Written problem: Extract each record and reproduce it exactly.

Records
= = = =
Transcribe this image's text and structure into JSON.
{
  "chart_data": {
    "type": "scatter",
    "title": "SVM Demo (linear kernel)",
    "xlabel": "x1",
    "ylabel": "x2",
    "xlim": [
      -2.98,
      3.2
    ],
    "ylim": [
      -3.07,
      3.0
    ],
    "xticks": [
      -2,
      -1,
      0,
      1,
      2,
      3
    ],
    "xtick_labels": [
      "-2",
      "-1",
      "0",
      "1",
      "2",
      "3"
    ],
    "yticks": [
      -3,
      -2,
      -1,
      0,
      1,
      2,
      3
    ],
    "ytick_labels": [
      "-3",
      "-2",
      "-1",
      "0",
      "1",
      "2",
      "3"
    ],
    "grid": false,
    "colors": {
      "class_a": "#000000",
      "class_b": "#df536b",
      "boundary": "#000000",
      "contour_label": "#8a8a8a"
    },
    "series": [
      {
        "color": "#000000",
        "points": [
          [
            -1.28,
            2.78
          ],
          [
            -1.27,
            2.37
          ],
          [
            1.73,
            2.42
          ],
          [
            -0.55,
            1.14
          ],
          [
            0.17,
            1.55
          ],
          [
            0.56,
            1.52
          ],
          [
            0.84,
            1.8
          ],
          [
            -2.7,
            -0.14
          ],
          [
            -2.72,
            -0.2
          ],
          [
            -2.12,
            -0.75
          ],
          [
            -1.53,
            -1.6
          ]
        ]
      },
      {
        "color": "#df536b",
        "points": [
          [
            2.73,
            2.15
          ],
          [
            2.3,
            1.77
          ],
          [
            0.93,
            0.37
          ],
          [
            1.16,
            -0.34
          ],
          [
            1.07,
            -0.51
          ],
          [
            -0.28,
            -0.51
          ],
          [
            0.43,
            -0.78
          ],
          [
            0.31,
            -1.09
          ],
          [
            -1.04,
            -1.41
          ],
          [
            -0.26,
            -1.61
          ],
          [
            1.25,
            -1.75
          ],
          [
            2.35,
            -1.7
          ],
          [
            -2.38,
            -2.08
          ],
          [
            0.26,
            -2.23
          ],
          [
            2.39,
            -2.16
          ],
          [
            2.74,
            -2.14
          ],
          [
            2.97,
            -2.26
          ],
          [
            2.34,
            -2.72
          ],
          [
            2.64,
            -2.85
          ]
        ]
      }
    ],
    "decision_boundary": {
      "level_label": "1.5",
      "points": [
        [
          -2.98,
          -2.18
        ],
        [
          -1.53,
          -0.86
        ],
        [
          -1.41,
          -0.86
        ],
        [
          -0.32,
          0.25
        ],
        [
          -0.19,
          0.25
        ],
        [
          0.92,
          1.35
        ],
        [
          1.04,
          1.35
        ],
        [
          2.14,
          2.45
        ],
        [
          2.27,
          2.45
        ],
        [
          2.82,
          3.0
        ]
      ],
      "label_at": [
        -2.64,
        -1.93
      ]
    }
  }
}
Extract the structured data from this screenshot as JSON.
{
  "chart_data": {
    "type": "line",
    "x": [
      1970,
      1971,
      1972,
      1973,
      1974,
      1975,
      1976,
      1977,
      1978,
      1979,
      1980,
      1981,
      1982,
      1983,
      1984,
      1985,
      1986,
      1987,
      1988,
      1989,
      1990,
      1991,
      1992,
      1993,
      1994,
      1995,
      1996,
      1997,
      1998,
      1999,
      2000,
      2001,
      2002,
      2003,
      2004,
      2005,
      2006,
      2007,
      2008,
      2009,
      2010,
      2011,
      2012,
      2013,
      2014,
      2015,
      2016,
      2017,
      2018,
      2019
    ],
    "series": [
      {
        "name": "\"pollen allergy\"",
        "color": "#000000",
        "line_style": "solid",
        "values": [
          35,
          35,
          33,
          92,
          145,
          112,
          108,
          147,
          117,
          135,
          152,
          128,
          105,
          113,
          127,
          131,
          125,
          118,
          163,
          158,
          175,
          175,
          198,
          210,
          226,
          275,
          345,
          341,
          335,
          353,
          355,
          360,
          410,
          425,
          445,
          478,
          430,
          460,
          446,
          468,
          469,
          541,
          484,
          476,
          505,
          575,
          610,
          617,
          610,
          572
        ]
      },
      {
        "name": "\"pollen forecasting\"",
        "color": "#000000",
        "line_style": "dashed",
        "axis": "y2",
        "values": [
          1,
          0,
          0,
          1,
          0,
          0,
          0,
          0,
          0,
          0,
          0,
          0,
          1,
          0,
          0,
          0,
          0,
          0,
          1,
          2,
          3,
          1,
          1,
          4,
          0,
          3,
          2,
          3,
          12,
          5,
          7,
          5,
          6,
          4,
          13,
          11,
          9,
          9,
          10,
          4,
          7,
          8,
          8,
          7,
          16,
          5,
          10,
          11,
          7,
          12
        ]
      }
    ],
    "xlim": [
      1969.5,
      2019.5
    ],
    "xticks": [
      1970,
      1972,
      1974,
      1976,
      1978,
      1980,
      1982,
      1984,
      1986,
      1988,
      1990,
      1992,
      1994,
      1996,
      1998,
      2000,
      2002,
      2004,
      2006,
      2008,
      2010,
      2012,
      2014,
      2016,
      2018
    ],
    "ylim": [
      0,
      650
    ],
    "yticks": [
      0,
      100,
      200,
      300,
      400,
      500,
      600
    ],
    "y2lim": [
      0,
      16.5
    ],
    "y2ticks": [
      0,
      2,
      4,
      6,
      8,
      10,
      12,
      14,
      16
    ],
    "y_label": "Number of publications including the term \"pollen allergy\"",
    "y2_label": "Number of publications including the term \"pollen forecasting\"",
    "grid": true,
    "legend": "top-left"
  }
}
= = = =
Solution for this problem:
Transcribe this image's text and structure into JSON.
{
  "chart_data": {
    "type": "scatter",
    "title": "SVM Demo (linear kernel)",
    "xlabel": "x1",
    "ylabel": "x2",
    "xlim": [
      -2.98,
      3.2
    ],
    "ylim": [
      -3.07,
      3.0
    ],
    "xticks": [
      -2,
      -1,
      0,
      1,
      2,
      3
    ],
    "xtick_labels": [
      "-2",
      "-1",
      "0",
      "1",
      "2",
      "3"
    ],
    "yticks": [
      -3,
      -2,
      -1,
      0,
      1,
      2,
      3
    ],
    "ytick_labels": [
      "-3",
      "-2",
      "-1",
      "0",
      "1",
      "2",
      "3"
    ],
    "grid": false,
    "colors": {
      "class_a": "#000000",
      "class_b": "#df536b",
      "boundary": "#000000",
      "contour_label": "#8a8a8a"
    },
    "series": [
      {
        "color": "#000000",
        "points": [
          [
            -1.28,
            2.78
          ],
          [
            -1.27,
            2.37
          ],
          [
            1.73,
            2.42
          ],
          [
            -0.55,
            1.14
          ],
          [
            0.17,
            1.55
          ],
          [
            0.56,
            1.52
          ],
          [
            0.84,
            1.8
          ],
          [
            -2.7,
            -0.14
          ],
          [
            -2.72,
            -0.2
          ],
          [
            -2.12,
            -0.75
          ],
          [
            -1.53,
            -1.6
          ]
        ]
      },
      {
        "color": "#df536b",
        "points": [
          [
            2.73,
            2.15
          ],
          [
            2.3,
            1.77
          ],
          [
            0.93,
            0.37
          ],
          [
            1.16,
            -0.34
          ],
          [
            1.07,
            -0.51
          ],
          [
            -0.28,
            -0.51
          ],
          [
            0.43,
            -0.78
          ],
          [
            0.31,
            -1.09
          ],
          [
            -1.04,
            -1.41
          ],
          [
            -0.26,
            -1.61
          ],
          [
            1.25,
            -1.75
          ],
          [
            2.35,
            -1.7
          ],
          [
            -2.38,
            -2.08
          ],
          [
            0.26,
            -2.23
          ],
          [
            2.39,
            -2.16
          ],
          [
            2.74,
            -2.14
          ],
          [
            2.97,
            -2.26
          ],
          [
            2.34,
            -2.72
          ],
          [
            2.64,
            -2.85
          ]
        ]
      }
    ],
    "decision_boundary": {
      "level_label": "1.5",
      "points": [
        [
          -2.98,
          -2.18
        ],
        [
          -1.53,
          -0.86
        ],
        [
          -1.41,
          -0.86
        ],
        [
          -0.32,
          0.25
        ],
        [
          -0.19,
          0.25
        ],
        [
          0.92,
          1.35
        ],
        [
          1.04,
          1.35
        ],
        [
          2.14,
          2.45
        ],
        [
          2.27,
          2.45
        ],
        [
          2.82,
          3.0
        ]
      ],
      "label_at": [
        -2.64,
        -1.93
      ]
    }
  }
}
Extract the structured data from this screenshot as JSON.
{
  "chart_data": {
    "type": "line",
    "x": [
      1970,
      1971,
      1972,
      1973,
      1974,
      1975,
      1976,
      1977,
      1978,
      1979,
      1980,
      1981,
      1982,
      1983,
      1984,
      1985,
      1986,
      1987,
      1988,
      1989,
      1990,
      1991,
      1992,
      1993,
      1994,
      1995,
      1996,
      1997,
      1998,
      1999,
      2000,
      2001,
      2002,
      2003,
      2004,
      2005,
      2006,
      2007,
      2008,
      2009,
      2010,
      2011,
      2012,
      2013,
      2014,
      2015,
      2016,
      2017,
      2018,
      2019
    ],
    "series": [
      {
        "name": "\"pollen allergy\"",
        "color": "#000000",
        "line_style": "solid",
        "values": [
          35,
          35,
          33,
          92,
          145,
          112,
          108,
          147,
          117,
          135,
          152,
          128,
          105,
          113,
          127,
          131,
          125,
          118,
          163,
          158,
          175,
          175,
          198,
          210,
          226,
          275,
          345,
          341,
          335,
          353,
          355,
          360,
          410,
          425,
          445,
          478,
          430,
          460,
          446,
          468,
          469,
          541,
          484,
          476,
          505,
          575,
          610,
          617,
          610,
          572
        ]
      },
      {
        "name": "\"pollen forecasting\"",
        "color": "#000000",
        "line_style": "dashed",
        "axis": "y2",
        "values": [
          1,
          0,
          0,
          1,
          0,
          0,
          0,
          0,
          0,
          0,
          0,
          0,
          1,
          0,
          0,
          0,
          0,
          0,
          1,
          2,
          3,
          1,
          1,
          4,
          0,
          3,
          2,
          3,
          12,
          5,
          7,
          5,
          6,
          4,
          13,
          11,
          9,
          9,
          10,
          4,
          7,
          8,
          8,
          7,
          16,
          5,
          10,
          11,
          7,
          12
        ]
      }
    ],
    "xlim": [
      1969.5,
      2019.5
    ],
    "xticks": [
      1970,
      1972,
      1974,
      1976,
      1978,
      1980,
      1982,
      1984,
      1986,
      1988,
      1990,
      1992,
      1994,
      1996,
      1998,
      2000,
      2002,
      2004,
      2006,
      2008,
      2010,
      2012,
      2014,
      2016,
      2018
    ],
    "ylim": [
      0,
      650
    ],
    "yticks": [
      0,
      100,
      200,
      300,
      400,
      500,
      600
    ],
    "y2lim": [
      0,
      16.5
    ],
    "y2ticks": [
      0,
      2,
      4,
      6,
      8,
      10,
      12,
      14,
      16
    ],
    "y_label": "Number of publications including the term \"pollen allergy\"",
    "y2_label": "Number of publications including the term \"pollen forecasting\"",
    "grid": true,
    "legend": "top-left"
  }
}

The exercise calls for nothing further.